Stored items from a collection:
>> start
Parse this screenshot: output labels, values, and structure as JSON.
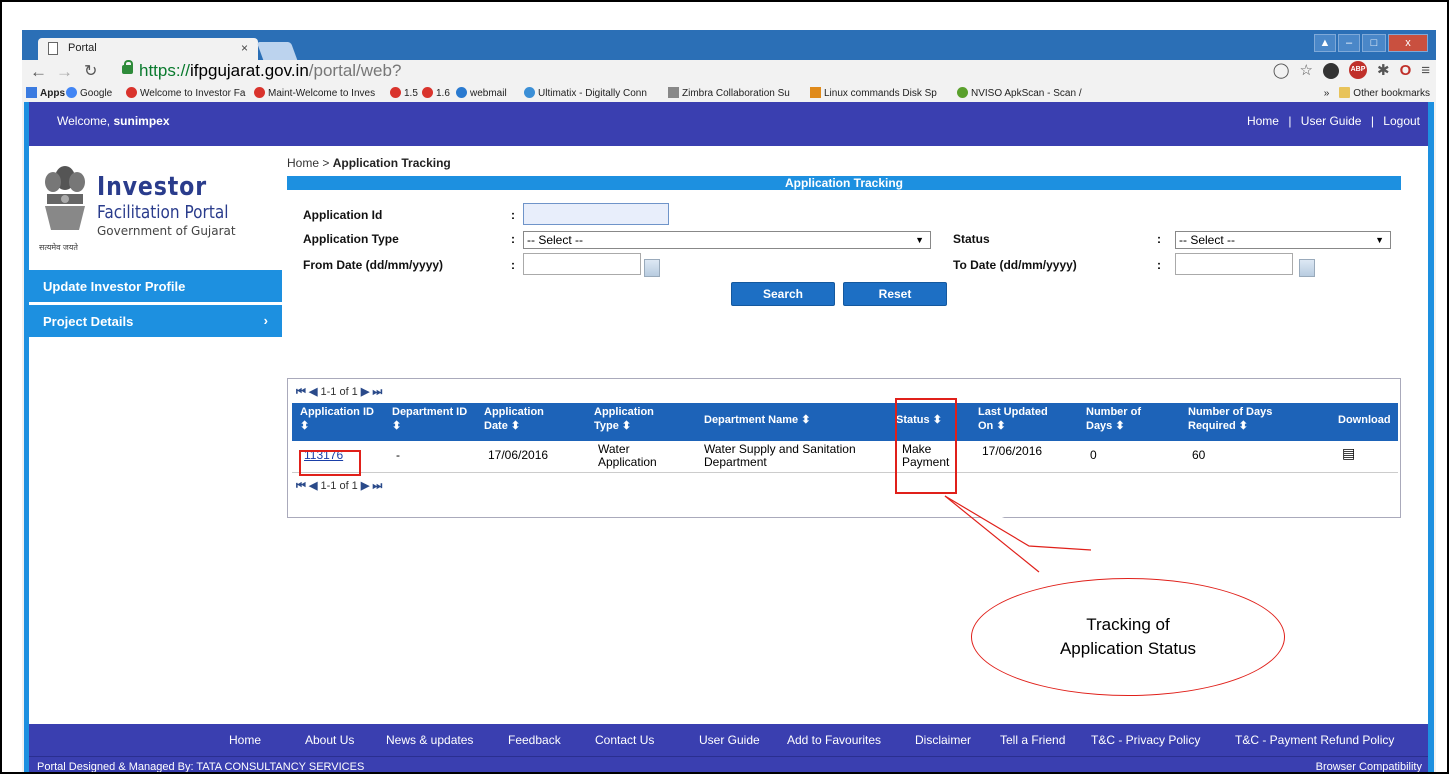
{
  "browser": {
    "tab_title": "Portal",
    "tab_close": "×",
    "url_scheme": "https://",
    "url_host": "ifpgujarat.gov.in",
    "url_path": "/portal/web?",
    "bookmarks": [
      "Apps",
      "Google",
      "Welcome to Investor Fa",
      "Maint-Welcome to Inves",
      "1.5",
      "1.6",
      "webmail",
      "Ultimatix - Digitally Conn",
      "Zimbra Collaboration Su",
      "Linux commands Disk Sp",
      "NVISO ApkScan - Scan /"
    ],
    "overflow": "»",
    "other_bookmarks": "Other bookmarks"
  },
  "header": {
    "welcome_prefix": "Welcome,",
    "username": "sunimpex",
    "links": [
      "Home",
      "User Guide",
      "Logout"
    ],
    "separator": "|"
  },
  "logo": {
    "line1": "Investor",
    "line2": "Facilitation Portal",
    "line3": "Government of Gujarat",
    "motto": "सत्यमेव जयते"
  },
  "sidebar": {
    "items": [
      {
        "label": "Update Investor Profile"
      },
      {
        "label": "Project Details",
        "chevron": "›"
      }
    ]
  },
  "breadcrumb": {
    "home": "Home",
    "sep": ">",
    "current": "Application Tracking"
  },
  "form": {
    "title": "Application Tracking",
    "application_id_label": "Application Id",
    "application_type_label": "Application Type",
    "application_type_value": "-- Select --",
    "status_label": "Status",
    "status_value": "-- Select --",
    "from_date_label": "From Date (dd/mm/yyyy)",
    "to_date_label": "To Date (dd/mm/yyyy)",
    "colon": ":",
    "search_button": "Search",
    "reset_button": "Reset"
  },
  "grid": {
    "pager_text": "1-1 of 1",
    "columns": [
      "Application ID",
      "Department ID",
      "Application Date",
      "Application Type",
      "Department Name",
      "Status",
      "Last Updated On",
      "Number of Days",
      "Number of Days Required",
      "Download"
    ],
    "sort_glyph": "⬍",
    "row": {
      "application_id": "113176",
      "department_id": "-",
      "application_date": "17/06/2016",
      "application_type": "Water Application",
      "department_name": "Water Supply and Sanitation Department",
      "status": "Make Payment",
      "last_updated_on": "17/06/2016",
      "number_of_days": "0",
      "days_required": "60"
    }
  },
  "annotation": {
    "line1": "Tracking of",
    "line2": "Application Status",
    "color": "#e0201a"
  },
  "footer": {
    "links": [
      "Home",
      "About Us",
      "News & updates",
      "Feedback",
      "Contact Us",
      "User Guide",
      "Add to Favourites",
      "Disclaimer",
      "Tell a Friend",
      "T&C - Privacy Policy",
      "T&C - Payment Refund Policy"
    ],
    "credit": "Portal Designed & Managed By: TATA CONSULTANCY SERVICES",
    "browser_compat": "Browser Compatibility"
  },
  "colors": {
    "header_bg": "#3a3fb0",
    "accent_blue": "#1d90e0",
    "grid_header": "#1d63b8"
  }
}
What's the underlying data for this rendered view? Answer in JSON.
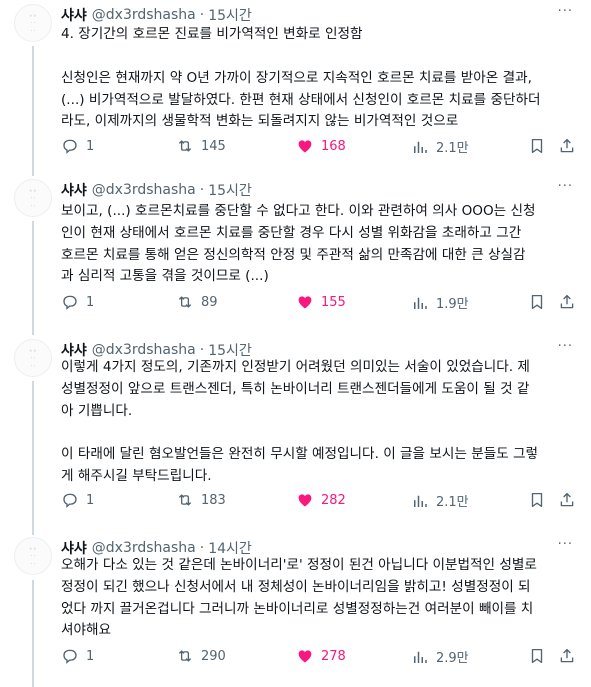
{
  "tweets": [
    {
      "name": "샤샤",
      "handle": "@dx3rdshasha",
      "time": "15시간",
      "paragraphs": [
        "4. 장기간의 호르몬 진료를 비가역적인 변화로 인정함",
        "신청인은 현재까지 약 O년 가까이 장기적으로 지속적인 호르몬 치료를 받아온 결과,\n(...) 비가역적으로 발달하였다. 한편 현재 상태에서 신청인이 호르몬 치료를 중단하더\n라도, 이제까지의 생물학적 변화는 되돌려지지 않는 비가역적인 것으로"
      ],
      "replies": "1",
      "retweets": "145",
      "likes": "168",
      "views": "2.1만"
    },
    {
      "name": "샤샤",
      "handle": "@dx3rdshasha",
      "time": "15시간",
      "paragraphs": [
        "보이고, (...) 호르몬치료를 중단할 수 없다고 한다. 이와 관련하여 의사 OOO는 신청\n인이 현재 상태에서 호르몬 치료를 중단할 경우 다시 성별 위화감을 초래하고 그간\n호르몬 치료를 통해 얻은 정신의학적 안정 및 주관적 삶의 만족감에 대한 큰 상실감\n과 심리적 고통을 겪을 것이므로 (...)"
      ],
      "replies": "1",
      "retweets": "89",
      "likes": "155",
      "views": "1.9만"
    },
    {
      "name": "샤샤",
      "handle": "@dx3rdshasha",
      "time": "15시간",
      "paragraphs": [
        "이렇게 4가지 정도의, 기존까지 인정받기 어려웠던 의미있는 서술이 있었습니다. 제\n성별정정이 앞으로 트랜스젠더, 특히 논바이너리 트랜스젠더들에게 도움이 될 것 같\n아 기쁩니다.",
        "이 타래에 달린 혐오발언들은 완전히 무시할 예정입니다. 이 글을 보시는 분들도 그렇\n게 해주시길 부탁드립니다."
      ],
      "replies": "1",
      "retweets": "183",
      "likes": "282",
      "views": "2.1만"
    },
    {
      "name": "샤샤",
      "handle": "@dx3rdshasha",
      "time": "14시간",
      "paragraphs": [
        "오해가 다소 있는 것 같은데 논바이너리'로' 정정이 된건 아닙니다 이분법적인 성별로\n정정이 되긴 했으나 신청서에서 내 정체성이 논바이너리임을 밝히고! 성별정정이 되\n었다 까지 끌거온겁니다 그러니까 논바이너리로 성별정정하는건 여러분이 빼이를 치\n셔야해요"
      ],
      "replies": "1",
      "retweets": "290",
      "likes": "278",
      "views": "2.9만"
    }
  ],
  "icons": {
    "reply": "reply-icon",
    "retweet": "retweet-icon",
    "like": "heart-icon",
    "views": "views-icon",
    "bookmark": "bookmark-icon",
    "share": "share-icon",
    "more": "more-icon"
  },
  "colors": {
    "like": "#f91880",
    "secondary_text": "#536471",
    "thread_line": "#cfd9de"
  }
}
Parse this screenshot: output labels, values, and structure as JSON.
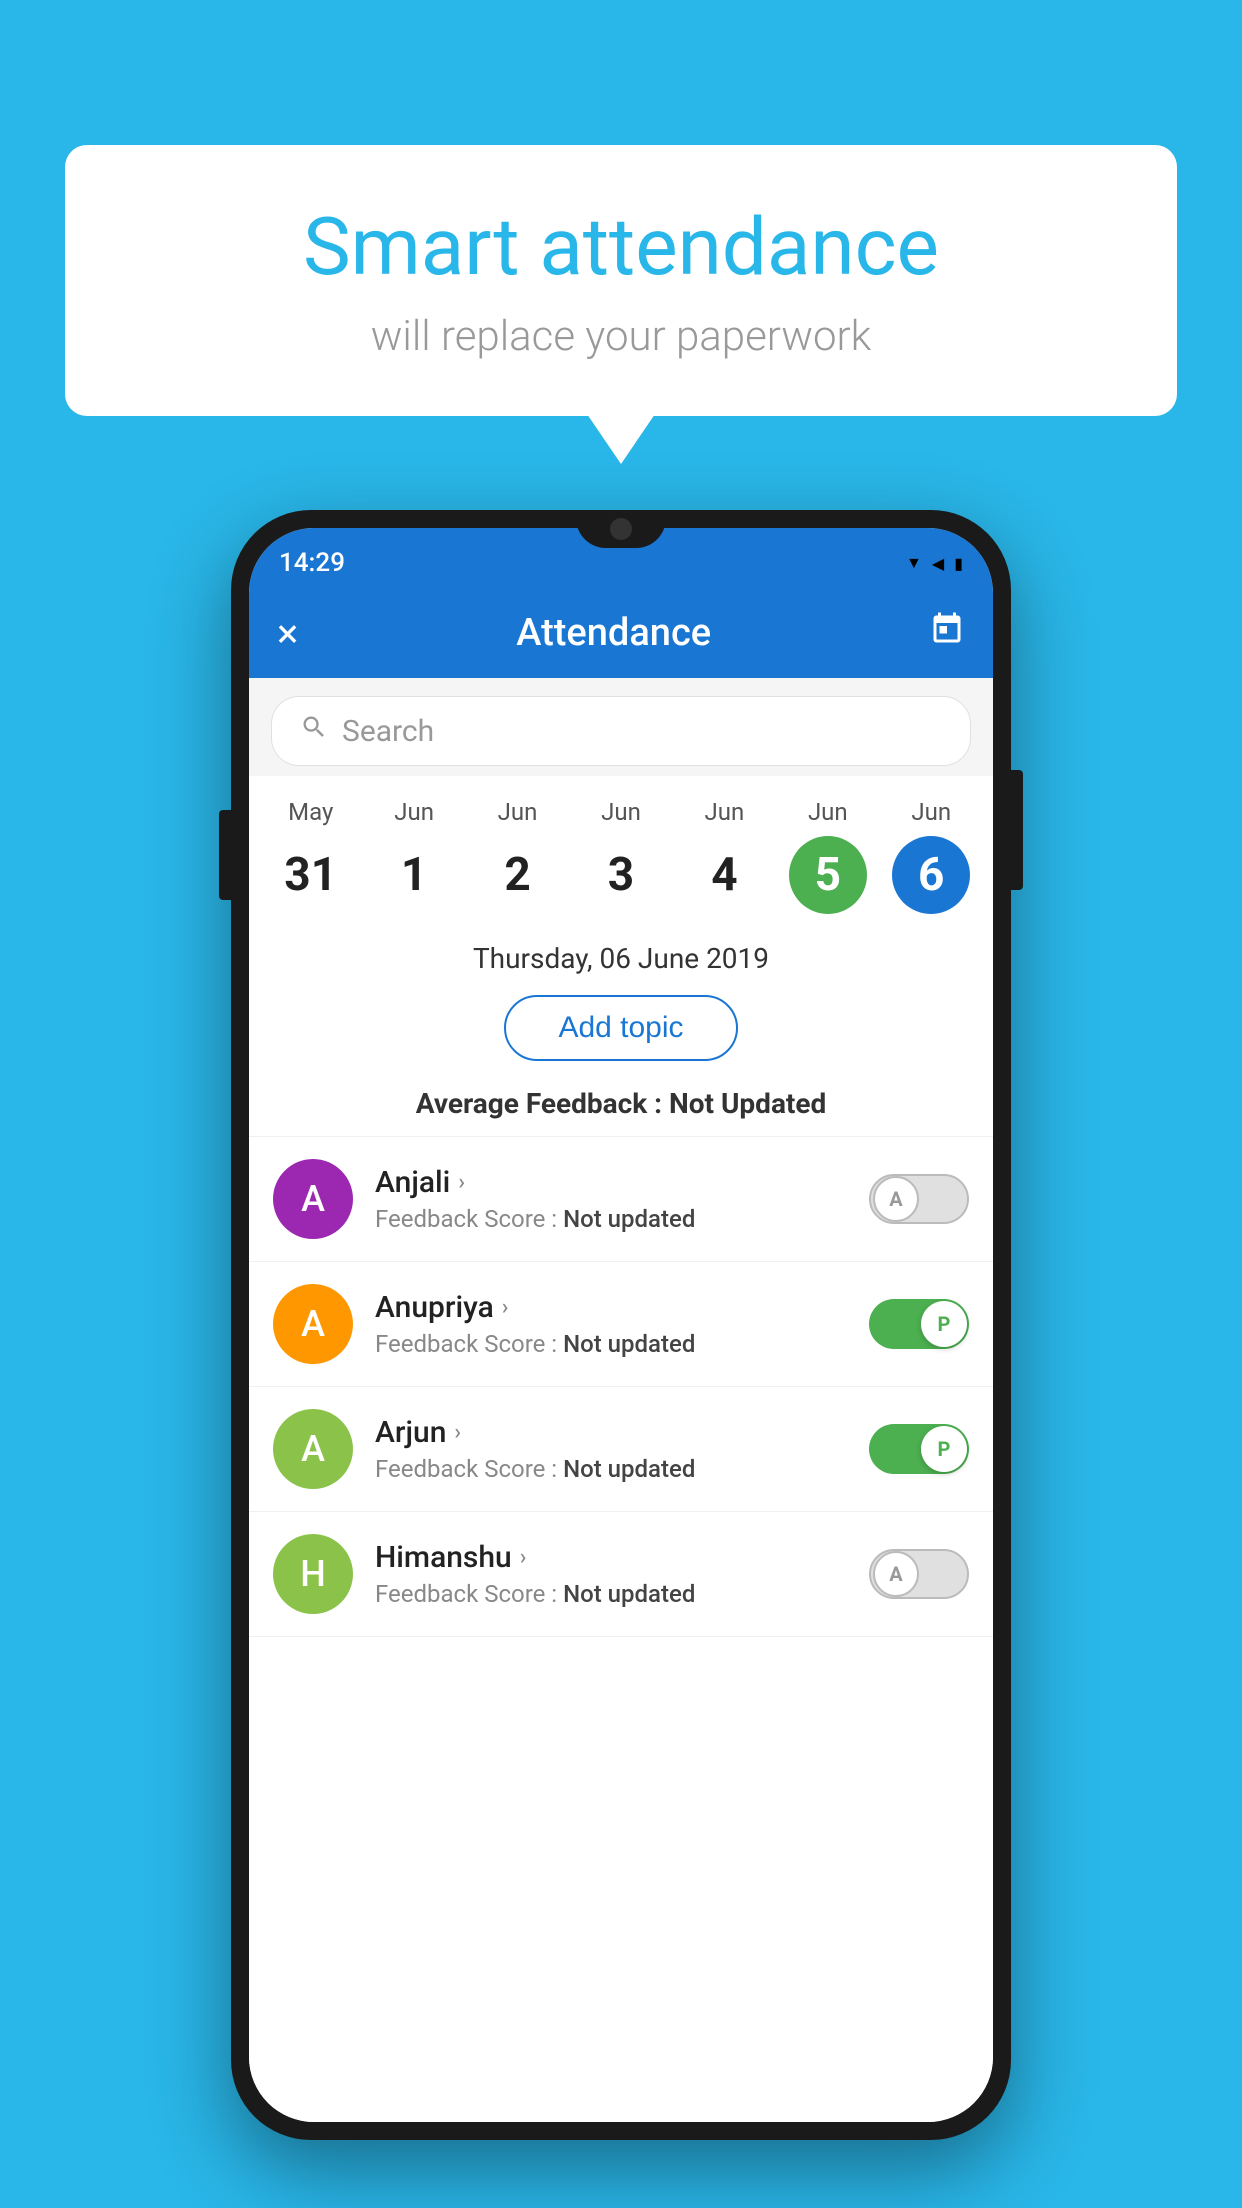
>> end
» What you need to do: Print the records above exactly as they stand, but leave out the pictures.

» Solution to this problem:
Parse this screenshot: output labels, values, and structure as JSON.
{
  "browser": {
    "tab_title": "Portal",
    "tab_close": "×",
    "url_scheme": "https://",
    "url_host": "ifpgujarat.gov.in",
    "url_path": "/portal/web?",
    "bookmarks": [
      "Apps",
      "Google",
      "Welcome to Investor Fa",
      "Maint-Welcome to Inves",
      "1.5",
      "1.6",
      "webmail",
      "Ultimatix - Digitally Conn",
      "Zimbra Collaboration Su",
      "Linux commands Disk Sp",
      "NVISO ApkScan - Scan /"
    ],
    "overflow": "»",
    "other_bookmarks": "Other bookmarks"
  },
  "header": {
    "welcome_prefix": "Welcome,",
    "username": "sunimpex",
    "links": [
      "Home",
      "User Guide",
      "Logout"
    ],
    "separator": "|"
  },
  "logo": {
    "line1": "Investor",
    "line2": "Facilitation Portal",
    "line3": "Government of Gujarat",
    "motto": "सत्यमेव जयते"
  },
  "sidebar": {
    "items": [
      {
        "label": "Update Investor Profile"
      },
      {
        "label": "Project Details",
        "chevron": "›"
      }
    ]
  },
  "breadcrumb": {
    "home": "Home",
    "sep": ">",
    "current": "Application Tracking"
  },
  "form": {
    "title": "Application Tracking",
    "application_id_label": "Application Id",
    "application_type_label": "Application Type",
    "application_type_value": "-- Select --",
    "status_label": "Status",
    "status_value": "-- Select --",
    "from_date_label": "From Date (dd/mm/yyyy)",
    "to_date_label": "To Date (dd/mm/yyyy)",
    "colon": ":",
    "search_button": "Search",
    "reset_button": "Reset"
  },
  "grid": {
    "pager_text": "1-1 of 1",
    "columns": [
      "Application ID",
      "Department ID",
      "Application Date",
      "Application Type",
      "Department Name",
      "Status",
      "Last Updated On",
      "Number of Days",
      "Number of Days Required",
      "Download"
    ],
    "sort_glyph": "⬍",
    "row": {
      "application_id": "113176",
      "department_id": "-",
      "application_date": "17/06/2016",
      "application_type": "Water Application",
      "department_name": "Water Supply and Sanitation Department",
      "status": "Make Payment",
      "last_updated_on": "17/06/2016",
      "number_of_days": "0",
      "days_required": "60"
    }
  },
  "annotation": {
    "line1": "Tracking of",
    "line2": "Application Status",
    "color": "#e0201a"
  },
  "footer": {
    "links": [
      "Home",
      "About Us",
      "News & updates",
      "Feedback",
      "Contact Us",
      "User Guide",
      "Add to Favourites",
      "Disclaimer",
      "Tell a Friend",
      "T&C - Privacy Policy",
      "T&C - Payment Refund Policy"
    ],
    "credit": "Portal Designed & Managed By: TATA CONSULTANCY SERVICES",
    "browser_compat": "Browser Compatibility"
  },
  "colors": {
    "header_bg": "#3a3fb0",
    "accent_blue": "#1d90e0",
    "grid_header": "#1d63b8"
  }
}
What's the underlying data for this rendered view? Answer in JSON.
{
  "tweets": [
    {
      "name": "샤샤",
      "handle": "@dx3rdshasha",
      "time": "15시간",
      "paragraphs": [
        "4. 장기간의 호르몬 진료를 비가역적인 변화로 인정함",
        "신청인은 현재까지 약 O년 가까이 장기적으로 지속적인 호르몬 치료를 받아온 결과,\n(...) 비가역적으로 발달하였다. 한편 현재 상태에서 신청인이 호르몬 치료를 중단하더\n라도, 이제까지의 생물학적 변화는 되돌려지지 않는 비가역적인 것으로"
      ],
      "replies": "1",
      "retweets": "145",
      "likes": "168",
      "views": "2.1만"
    },
    {
      "name": "샤샤",
      "handle": "@dx3rdshasha",
      "time": "15시간",
      "paragraphs": [
        "보이고, (...) 호르몬치료를 중단할 수 없다고 한다. 이와 관련하여 의사 OOO는 신청\n인이 현재 상태에서 호르몬 치료를 중단할 경우 다시 성별 위화감을 초래하고 그간\n호르몬 치료를 통해 얻은 정신의학적 안정 및 주관적 삶의 만족감에 대한 큰 상실감\n과 심리적 고통을 겪을 것이므로 (...)"
      ],
      "replies": "1",
      "retweets": "89",
      "likes": "155",
      "views": "1.9만"
    },
    {
      "name": "샤샤",
      "handle": "@dx3rdshasha",
      "time": "15시간",
      "paragraphs": [
        "이렇게 4가지 정도의, 기존까지 인정받기 어려웠던 의미있는 서술이 있었습니다. 제\n성별정정이 앞으로 트랜스젠더, 특히 논바이너리 트랜스젠더들에게 도움이 될 것 같\n아 기쁩니다.",
        "이 타래에 달린 혐오발언들은 완전히 무시할 예정입니다. 이 글을 보시는 분들도 그렇\n게 해주시길 부탁드립니다."
      ],
      "replies": "1",
      "retweets": "183",
      "likes": "282",
      "views": "2.1만"
    },
    {
      "name": "샤샤",
      "handle": "@dx3rdshasha",
      "time": "14시간",
      "paragraphs": [
        "오해가 다소 있는 것 같은데 논바이너리'로' 정정이 된건 아닙니다 이분법적인 성별로\n정정이 되긴 했으나 신청서에서 내 정체성이 논바이너리임을 밝히고! 성별정정이 되\n었다 까지 끌거온겁니다 그러니까 논바이너리로 성별정정하는건 여러분이 빼이를 치\n셔야해요"
      ],
      "replies": "1",
      "retweets": "290",
      "likes": "278",
      "views": "2.9만"
    }
  ],
  "icons": {
    "reply": "reply-icon",
    "retweet": "retweet-icon",
    "like": "heart-icon",
    "views": "views-icon",
    "bookmark": "bookmark-icon",
    "share": "share-icon",
    "more": "more-icon"
  },
  "colors": {
    "like": "#f91880",
    "secondary_text": "#536471",
    "thread_line": "#cfd9de"
  }
}
Parse this screenshot: output labels, values, and structure as JSON.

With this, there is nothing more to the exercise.